>>>
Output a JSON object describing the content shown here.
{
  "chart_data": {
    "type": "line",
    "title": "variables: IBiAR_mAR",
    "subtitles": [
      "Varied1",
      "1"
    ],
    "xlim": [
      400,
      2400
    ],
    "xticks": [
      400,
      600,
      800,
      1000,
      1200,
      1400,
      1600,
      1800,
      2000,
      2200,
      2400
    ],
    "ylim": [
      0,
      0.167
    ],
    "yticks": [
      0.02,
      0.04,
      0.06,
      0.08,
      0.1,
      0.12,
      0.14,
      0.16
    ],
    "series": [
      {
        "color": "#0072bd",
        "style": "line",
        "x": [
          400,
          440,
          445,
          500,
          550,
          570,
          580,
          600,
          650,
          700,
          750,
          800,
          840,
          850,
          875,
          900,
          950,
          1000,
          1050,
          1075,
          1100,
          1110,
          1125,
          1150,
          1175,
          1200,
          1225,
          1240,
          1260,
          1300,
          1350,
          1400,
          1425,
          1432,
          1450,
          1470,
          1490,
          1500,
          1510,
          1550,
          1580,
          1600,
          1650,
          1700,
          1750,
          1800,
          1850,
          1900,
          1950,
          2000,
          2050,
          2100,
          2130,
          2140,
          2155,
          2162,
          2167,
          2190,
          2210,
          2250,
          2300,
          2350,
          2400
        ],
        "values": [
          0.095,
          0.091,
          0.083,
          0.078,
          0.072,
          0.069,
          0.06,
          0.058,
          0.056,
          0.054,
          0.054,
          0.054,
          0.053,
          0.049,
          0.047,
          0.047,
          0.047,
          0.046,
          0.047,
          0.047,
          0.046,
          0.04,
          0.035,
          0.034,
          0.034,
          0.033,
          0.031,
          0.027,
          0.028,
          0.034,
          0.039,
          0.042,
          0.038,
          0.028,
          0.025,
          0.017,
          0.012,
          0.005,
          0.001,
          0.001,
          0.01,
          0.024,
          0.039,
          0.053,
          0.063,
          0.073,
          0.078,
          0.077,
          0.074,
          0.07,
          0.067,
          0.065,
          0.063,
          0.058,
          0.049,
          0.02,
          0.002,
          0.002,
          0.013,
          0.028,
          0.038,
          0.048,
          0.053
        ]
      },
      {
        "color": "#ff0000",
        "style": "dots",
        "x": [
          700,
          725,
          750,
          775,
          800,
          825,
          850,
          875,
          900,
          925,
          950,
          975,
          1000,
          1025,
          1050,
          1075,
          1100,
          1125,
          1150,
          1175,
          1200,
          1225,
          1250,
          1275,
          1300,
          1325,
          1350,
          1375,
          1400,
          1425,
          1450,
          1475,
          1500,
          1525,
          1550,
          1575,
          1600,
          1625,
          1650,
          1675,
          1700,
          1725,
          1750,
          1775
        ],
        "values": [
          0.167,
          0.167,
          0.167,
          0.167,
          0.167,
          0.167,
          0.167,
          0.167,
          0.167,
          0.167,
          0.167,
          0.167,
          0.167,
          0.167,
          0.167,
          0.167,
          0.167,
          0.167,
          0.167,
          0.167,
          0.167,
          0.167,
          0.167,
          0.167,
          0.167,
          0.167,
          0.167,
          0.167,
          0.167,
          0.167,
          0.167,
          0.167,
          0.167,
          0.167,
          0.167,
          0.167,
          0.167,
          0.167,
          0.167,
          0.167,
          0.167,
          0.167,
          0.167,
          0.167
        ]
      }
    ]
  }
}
<<<
■ PROBLEM STATEMENT
Extract every record and return it verbatim.

■ ANSWER TO THIS TASK
Output a JSON object describing the content shown here.
{
  "chart_data": {
    "type": "line",
    "title": "variables: IBiAR_mAR",
    "subtitles": [
      "Varied1",
      "1"
    ],
    "xlim": [
      400,
      2400
    ],
    "xticks": [
      400,
      600,
      800,
      1000,
      1200,
      1400,
      1600,
      1800,
      2000,
      2200,
      2400
    ],
    "ylim": [
      0,
      0.167
    ],
    "yticks": [
      0.02,
      0.04,
      0.06,
      0.08,
      0.1,
      0.12,
      0.14,
      0.16
    ],
    "series": [
      {
        "color": "#0072bd",
        "style": "line",
        "x": [
          400,
          440,
          445,
          500,
          550,
          570,
          580,
          600,
          650,
          700,
          750,
          800,
          840,
          850,
          875,
          900,
          950,
          1000,
          1050,
          1075,
          1100,
          1110,
          1125,
          1150,
          1175,
          1200,
          1225,
          1240,
          1260,
          1300,
          1350,
          1400,
          1425,
          1432,
          1450,
          1470,
          1490,
          1500,
          1510,
          1550,
          1580,
          1600,
          1650,
          1700,
          1750,
          1800,
          1850,
          1900,
          1950,
          2000,
          2050,
          2100,
          2130,
          2140,
          2155,
          2162,
          2167,
          2190,
          2210,
          2250,
          2300,
          2350,
          2400
        ],
        "values": [
          0.095,
          0.091,
          0.083,
          0.078,
          0.072,
          0.069,
          0.06,
          0.058,
          0.056,
          0.054,
          0.054,
          0.054,
          0.053,
          0.049,
          0.047,
          0.047,
          0.047,
          0.046,
          0.047,
          0.047,
          0.046,
          0.04,
          0.035,
          0.034,
          0.034,
          0.033,
          0.031,
          0.027,
          0.028,
          0.034,
          0.039,
          0.042,
          0.038,
          0.028,
          0.025,
          0.017,
          0.012,
          0.005,
          0.001,
          0.001,
          0.01,
          0.024,
          0.039,
          0.053,
          0.063,
          0.073,
          0.078,
          0.077,
          0.074,
          0.07,
          0.067,
          0.065,
          0.063,
          0.058,
          0.049,
          0.02,
          0.002,
          0.002,
          0.013,
          0.028,
          0.038,
          0.048,
          0.053
        ]
      },
      {
        "color": "#ff0000",
        "style": "dots",
        "x": [
          700,
          725,
          750,
          775,
          800,
          825,
          850,
          875,
          900,
          925,
          950,
          975,
          1000,
          1025,
          1050,
          1075,
          1100,
          1125,
          1150,
          1175,
          1200,
          1225,
          1250,
          1275,
          1300,
          1325,
          1350,
          1375,
          1400,
          1425,
          1450,
          1475,
          1500,
          1525,
          1550,
          1575,
          1600,
          1625,
          1650,
          1675,
          1700,
          1725,
          1750,
          1775
        ],
        "values": [
          0.167,
          0.167,
          0.167,
          0.167,
          0.167,
          0.167,
          0.167,
          0.167,
          0.167,
          0.167,
          0.167,
          0.167,
          0.167,
          0.167,
          0.167,
          0.167,
          0.167,
          0.167,
          0.167,
          0.167,
          0.167,
          0.167,
          0.167,
          0.167,
          0.167,
          0.167,
          0.167,
          0.167,
          0.167,
          0.167,
          0.167,
          0.167,
          0.167,
          0.167,
          0.167,
          0.167,
          0.167,
          0.167,
          0.167,
          0.167,
          0.167,
          0.167,
          0.167,
          0.167
        ]
      }
    ]
  }
}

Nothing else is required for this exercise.